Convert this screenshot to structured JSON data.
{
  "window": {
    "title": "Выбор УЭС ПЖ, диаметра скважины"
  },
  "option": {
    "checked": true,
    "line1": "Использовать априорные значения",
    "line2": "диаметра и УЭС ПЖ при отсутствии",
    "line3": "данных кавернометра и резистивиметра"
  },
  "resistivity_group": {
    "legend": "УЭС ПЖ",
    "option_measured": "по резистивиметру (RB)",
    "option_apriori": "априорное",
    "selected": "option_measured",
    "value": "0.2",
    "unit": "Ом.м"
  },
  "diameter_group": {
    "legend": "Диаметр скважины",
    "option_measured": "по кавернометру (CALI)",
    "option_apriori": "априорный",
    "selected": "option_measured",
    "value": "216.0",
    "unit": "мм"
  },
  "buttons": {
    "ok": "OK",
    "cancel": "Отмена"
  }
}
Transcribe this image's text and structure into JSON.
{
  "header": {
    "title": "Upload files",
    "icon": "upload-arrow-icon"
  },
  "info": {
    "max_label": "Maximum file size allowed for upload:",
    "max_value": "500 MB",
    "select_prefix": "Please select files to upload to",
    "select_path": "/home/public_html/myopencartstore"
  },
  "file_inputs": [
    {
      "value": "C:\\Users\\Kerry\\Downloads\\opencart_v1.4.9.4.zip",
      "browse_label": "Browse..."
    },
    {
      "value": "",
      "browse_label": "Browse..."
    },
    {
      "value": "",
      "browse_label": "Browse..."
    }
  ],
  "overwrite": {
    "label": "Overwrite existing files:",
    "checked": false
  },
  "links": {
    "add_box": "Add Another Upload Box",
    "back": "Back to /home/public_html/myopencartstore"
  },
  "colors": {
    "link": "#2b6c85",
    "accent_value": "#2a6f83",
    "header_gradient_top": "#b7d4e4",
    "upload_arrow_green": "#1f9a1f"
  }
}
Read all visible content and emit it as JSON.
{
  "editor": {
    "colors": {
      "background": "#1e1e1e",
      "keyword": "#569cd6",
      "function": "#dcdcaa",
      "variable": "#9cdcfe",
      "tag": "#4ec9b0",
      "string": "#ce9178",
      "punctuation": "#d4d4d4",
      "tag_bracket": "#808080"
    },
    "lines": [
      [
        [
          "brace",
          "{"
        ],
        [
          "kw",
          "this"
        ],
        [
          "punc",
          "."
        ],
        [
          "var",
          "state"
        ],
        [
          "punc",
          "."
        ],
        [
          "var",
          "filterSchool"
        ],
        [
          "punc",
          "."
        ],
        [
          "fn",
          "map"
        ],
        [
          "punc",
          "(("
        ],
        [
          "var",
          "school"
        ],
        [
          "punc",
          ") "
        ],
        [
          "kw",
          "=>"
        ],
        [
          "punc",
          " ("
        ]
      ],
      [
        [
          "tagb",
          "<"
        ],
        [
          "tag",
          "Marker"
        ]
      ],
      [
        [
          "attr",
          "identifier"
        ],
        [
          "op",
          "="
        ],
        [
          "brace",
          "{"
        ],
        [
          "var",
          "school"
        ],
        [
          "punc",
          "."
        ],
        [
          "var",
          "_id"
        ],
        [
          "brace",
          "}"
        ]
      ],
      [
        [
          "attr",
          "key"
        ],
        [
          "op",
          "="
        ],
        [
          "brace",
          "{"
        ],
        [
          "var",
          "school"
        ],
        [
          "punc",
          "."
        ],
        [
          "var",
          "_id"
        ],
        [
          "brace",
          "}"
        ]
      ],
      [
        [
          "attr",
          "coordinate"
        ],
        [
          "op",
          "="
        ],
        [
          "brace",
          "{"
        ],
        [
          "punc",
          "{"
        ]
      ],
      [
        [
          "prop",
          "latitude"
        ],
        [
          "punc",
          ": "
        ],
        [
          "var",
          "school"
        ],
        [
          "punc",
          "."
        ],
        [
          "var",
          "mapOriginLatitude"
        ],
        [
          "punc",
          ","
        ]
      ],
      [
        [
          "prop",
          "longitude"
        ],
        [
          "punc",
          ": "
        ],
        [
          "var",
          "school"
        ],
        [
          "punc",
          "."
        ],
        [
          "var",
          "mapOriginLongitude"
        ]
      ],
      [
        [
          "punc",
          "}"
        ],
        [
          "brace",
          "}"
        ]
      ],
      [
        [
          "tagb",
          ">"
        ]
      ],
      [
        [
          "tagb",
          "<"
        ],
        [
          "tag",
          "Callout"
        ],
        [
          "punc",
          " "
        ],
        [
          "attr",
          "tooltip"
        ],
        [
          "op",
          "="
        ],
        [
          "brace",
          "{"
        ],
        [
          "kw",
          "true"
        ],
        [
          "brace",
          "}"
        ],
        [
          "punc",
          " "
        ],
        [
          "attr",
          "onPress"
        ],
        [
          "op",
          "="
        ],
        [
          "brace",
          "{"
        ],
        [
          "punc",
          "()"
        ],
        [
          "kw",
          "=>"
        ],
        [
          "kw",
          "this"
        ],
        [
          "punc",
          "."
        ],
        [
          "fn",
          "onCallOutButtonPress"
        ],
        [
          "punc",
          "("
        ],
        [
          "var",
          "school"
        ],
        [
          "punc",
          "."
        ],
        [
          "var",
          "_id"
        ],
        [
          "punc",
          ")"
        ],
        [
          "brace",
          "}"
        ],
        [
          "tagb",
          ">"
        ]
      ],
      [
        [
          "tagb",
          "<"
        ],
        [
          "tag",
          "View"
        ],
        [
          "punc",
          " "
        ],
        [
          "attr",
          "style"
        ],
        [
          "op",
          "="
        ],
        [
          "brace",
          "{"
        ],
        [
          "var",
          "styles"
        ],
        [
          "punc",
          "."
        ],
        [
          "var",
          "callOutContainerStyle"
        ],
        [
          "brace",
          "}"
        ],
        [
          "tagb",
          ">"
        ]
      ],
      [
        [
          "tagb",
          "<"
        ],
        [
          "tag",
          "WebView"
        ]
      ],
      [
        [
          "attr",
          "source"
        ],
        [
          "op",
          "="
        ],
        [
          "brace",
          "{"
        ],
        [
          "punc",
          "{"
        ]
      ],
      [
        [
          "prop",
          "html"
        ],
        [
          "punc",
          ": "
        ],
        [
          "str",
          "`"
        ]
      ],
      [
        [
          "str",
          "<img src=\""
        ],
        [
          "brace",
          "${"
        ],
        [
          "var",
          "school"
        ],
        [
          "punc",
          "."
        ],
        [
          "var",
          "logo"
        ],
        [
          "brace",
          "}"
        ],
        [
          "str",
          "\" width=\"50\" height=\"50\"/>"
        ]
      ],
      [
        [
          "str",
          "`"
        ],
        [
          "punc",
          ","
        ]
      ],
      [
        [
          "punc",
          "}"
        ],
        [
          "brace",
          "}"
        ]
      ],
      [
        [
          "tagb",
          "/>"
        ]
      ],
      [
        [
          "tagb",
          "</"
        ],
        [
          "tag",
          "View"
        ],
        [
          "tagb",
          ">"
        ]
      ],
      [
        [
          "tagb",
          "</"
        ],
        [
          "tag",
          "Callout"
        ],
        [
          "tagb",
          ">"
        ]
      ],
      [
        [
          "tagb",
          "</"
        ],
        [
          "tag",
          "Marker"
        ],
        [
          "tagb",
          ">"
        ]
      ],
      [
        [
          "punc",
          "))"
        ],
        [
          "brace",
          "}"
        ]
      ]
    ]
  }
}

________________

**Work to complete**
Filter the records above for "title" and copy every matching line.

**Solution for this problem**
    "title": "Выбор УЭС ПЖ, диаметра скважины"
    "title": "Upload files",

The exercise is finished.